_ROWS_.
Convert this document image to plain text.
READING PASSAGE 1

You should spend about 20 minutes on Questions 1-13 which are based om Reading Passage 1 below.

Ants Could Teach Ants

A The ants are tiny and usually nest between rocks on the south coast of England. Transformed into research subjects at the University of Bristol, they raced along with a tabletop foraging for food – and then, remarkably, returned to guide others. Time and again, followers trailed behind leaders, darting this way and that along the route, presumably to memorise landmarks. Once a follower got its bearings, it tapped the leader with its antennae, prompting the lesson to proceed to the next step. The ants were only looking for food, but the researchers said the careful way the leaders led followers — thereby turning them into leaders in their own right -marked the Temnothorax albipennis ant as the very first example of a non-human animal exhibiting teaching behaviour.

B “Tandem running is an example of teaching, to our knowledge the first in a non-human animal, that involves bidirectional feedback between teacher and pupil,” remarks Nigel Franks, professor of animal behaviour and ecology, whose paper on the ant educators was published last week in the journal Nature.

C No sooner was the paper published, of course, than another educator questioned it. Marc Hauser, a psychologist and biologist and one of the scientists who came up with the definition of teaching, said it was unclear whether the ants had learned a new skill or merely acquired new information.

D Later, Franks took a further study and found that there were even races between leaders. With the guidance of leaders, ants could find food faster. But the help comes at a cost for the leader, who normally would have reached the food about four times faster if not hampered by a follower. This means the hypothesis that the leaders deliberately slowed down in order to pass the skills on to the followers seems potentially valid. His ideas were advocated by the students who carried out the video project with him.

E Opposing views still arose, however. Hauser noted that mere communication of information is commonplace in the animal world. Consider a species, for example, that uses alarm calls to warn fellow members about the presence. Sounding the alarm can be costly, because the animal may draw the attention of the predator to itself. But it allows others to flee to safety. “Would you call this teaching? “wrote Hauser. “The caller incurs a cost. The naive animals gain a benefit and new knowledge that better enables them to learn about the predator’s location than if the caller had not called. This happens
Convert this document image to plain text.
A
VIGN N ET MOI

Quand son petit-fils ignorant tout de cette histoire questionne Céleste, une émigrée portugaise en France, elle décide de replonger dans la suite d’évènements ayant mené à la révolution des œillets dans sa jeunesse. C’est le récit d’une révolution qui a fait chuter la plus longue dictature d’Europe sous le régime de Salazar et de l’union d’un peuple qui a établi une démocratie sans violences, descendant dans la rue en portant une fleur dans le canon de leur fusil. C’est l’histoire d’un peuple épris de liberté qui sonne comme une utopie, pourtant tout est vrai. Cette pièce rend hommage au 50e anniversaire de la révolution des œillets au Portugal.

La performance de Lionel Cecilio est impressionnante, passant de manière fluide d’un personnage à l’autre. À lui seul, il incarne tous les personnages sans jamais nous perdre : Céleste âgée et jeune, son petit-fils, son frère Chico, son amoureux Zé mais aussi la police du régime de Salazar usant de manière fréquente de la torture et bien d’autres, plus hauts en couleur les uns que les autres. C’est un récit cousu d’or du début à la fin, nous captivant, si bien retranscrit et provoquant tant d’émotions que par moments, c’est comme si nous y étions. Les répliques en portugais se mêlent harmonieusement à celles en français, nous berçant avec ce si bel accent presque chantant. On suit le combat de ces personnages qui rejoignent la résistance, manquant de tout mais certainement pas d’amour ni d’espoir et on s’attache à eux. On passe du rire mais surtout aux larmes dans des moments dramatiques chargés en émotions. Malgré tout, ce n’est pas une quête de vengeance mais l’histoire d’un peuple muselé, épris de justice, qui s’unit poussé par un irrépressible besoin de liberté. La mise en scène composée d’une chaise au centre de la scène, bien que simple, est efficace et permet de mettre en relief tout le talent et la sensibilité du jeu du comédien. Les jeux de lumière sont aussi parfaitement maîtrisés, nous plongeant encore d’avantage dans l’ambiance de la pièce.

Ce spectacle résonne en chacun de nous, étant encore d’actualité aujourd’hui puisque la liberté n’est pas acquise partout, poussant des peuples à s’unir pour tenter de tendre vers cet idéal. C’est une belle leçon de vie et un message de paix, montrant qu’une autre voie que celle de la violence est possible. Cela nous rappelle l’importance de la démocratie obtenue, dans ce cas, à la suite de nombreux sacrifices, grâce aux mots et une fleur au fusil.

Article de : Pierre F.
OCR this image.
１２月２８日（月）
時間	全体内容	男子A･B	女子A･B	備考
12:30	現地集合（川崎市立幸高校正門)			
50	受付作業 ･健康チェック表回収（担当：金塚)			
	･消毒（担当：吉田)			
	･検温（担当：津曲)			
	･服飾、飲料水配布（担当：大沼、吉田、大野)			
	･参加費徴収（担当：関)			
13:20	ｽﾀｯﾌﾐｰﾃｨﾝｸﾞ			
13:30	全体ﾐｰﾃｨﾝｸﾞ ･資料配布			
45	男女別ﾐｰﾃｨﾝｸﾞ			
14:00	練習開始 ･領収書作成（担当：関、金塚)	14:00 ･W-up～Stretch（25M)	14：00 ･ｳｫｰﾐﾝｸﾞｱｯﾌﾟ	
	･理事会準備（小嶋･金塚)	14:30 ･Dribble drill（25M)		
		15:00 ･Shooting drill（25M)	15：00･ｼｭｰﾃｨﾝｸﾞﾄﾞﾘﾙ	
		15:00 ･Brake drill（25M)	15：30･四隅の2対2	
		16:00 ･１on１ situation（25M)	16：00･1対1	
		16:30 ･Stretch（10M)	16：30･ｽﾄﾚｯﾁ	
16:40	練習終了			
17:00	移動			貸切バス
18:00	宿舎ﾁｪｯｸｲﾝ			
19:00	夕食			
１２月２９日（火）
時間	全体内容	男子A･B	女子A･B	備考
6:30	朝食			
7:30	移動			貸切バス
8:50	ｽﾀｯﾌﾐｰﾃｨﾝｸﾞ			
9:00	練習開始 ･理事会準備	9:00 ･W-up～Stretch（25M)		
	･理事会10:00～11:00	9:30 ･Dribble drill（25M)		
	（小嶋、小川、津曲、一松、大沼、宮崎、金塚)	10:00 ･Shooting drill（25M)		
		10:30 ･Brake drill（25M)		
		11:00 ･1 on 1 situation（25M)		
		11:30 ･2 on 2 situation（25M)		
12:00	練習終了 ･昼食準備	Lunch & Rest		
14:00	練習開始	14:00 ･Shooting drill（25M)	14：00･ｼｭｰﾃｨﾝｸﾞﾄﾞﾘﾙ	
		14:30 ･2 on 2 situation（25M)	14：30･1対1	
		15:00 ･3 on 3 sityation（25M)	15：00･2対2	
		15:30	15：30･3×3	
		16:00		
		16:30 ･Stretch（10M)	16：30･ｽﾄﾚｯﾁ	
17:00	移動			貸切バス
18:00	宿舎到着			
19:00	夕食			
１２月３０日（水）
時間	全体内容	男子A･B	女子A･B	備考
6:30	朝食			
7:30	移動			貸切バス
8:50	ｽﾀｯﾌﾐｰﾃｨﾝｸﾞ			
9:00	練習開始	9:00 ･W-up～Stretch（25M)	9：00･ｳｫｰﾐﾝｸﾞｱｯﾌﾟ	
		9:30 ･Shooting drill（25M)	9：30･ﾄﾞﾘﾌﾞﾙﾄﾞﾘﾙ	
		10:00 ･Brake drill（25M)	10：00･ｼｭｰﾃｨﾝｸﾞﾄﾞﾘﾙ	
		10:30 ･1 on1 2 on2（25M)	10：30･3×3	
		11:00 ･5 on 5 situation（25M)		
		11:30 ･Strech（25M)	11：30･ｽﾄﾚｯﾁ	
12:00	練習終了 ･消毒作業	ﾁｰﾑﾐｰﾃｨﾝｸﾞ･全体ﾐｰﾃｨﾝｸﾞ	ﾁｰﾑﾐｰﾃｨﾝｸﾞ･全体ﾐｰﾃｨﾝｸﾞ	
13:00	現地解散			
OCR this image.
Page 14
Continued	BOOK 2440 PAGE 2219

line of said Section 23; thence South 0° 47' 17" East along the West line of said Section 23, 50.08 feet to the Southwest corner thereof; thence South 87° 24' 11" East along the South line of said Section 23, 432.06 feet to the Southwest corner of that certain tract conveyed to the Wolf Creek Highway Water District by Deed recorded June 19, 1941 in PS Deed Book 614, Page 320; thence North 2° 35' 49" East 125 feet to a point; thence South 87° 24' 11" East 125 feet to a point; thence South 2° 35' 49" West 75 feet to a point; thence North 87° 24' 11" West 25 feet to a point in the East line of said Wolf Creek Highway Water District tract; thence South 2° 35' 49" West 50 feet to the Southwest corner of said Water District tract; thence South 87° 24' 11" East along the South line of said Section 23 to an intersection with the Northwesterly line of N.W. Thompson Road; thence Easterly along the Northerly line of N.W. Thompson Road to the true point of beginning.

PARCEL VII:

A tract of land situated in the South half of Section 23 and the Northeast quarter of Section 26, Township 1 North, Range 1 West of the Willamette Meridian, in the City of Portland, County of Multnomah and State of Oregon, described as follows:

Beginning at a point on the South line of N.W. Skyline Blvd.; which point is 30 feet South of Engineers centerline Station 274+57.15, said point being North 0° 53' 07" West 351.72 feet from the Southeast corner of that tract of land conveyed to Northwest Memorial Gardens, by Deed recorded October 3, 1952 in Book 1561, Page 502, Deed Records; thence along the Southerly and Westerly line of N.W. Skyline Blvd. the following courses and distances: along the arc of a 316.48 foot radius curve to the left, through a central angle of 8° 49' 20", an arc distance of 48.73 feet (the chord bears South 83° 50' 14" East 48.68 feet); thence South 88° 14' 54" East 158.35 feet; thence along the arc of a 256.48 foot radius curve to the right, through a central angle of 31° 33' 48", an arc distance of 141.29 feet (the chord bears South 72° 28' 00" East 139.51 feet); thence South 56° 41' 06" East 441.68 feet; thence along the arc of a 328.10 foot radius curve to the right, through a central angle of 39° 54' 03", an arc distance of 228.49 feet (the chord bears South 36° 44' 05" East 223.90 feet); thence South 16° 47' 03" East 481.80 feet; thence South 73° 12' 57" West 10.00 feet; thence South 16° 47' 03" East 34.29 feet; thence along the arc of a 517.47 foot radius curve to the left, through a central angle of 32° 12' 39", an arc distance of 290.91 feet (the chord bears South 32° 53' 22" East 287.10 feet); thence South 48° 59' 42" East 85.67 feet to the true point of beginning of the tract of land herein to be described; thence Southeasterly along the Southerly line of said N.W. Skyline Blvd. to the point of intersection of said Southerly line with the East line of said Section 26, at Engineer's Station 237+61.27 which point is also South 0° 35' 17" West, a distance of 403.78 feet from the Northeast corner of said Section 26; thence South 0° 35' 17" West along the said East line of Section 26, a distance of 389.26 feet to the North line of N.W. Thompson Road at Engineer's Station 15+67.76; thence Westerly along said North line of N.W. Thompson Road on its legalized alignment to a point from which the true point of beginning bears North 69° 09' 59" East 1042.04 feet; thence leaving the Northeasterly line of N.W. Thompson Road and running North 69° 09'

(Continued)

_EXERCISE BRIEF_. In the records above, locate every line with the string "situation" and copy it.

_THE ANSWER_.
		16:00 ･１on１ situation（25M)	16：00･1対1	
		11:00 ･1 on 1 situation（25M)		
		11:30 ･2 on 2 situation（25M)		
		14:30 ･2 on 2 situation（25M)	14：30･1対1	
		11:00 ･5 on 5 situation（25M)		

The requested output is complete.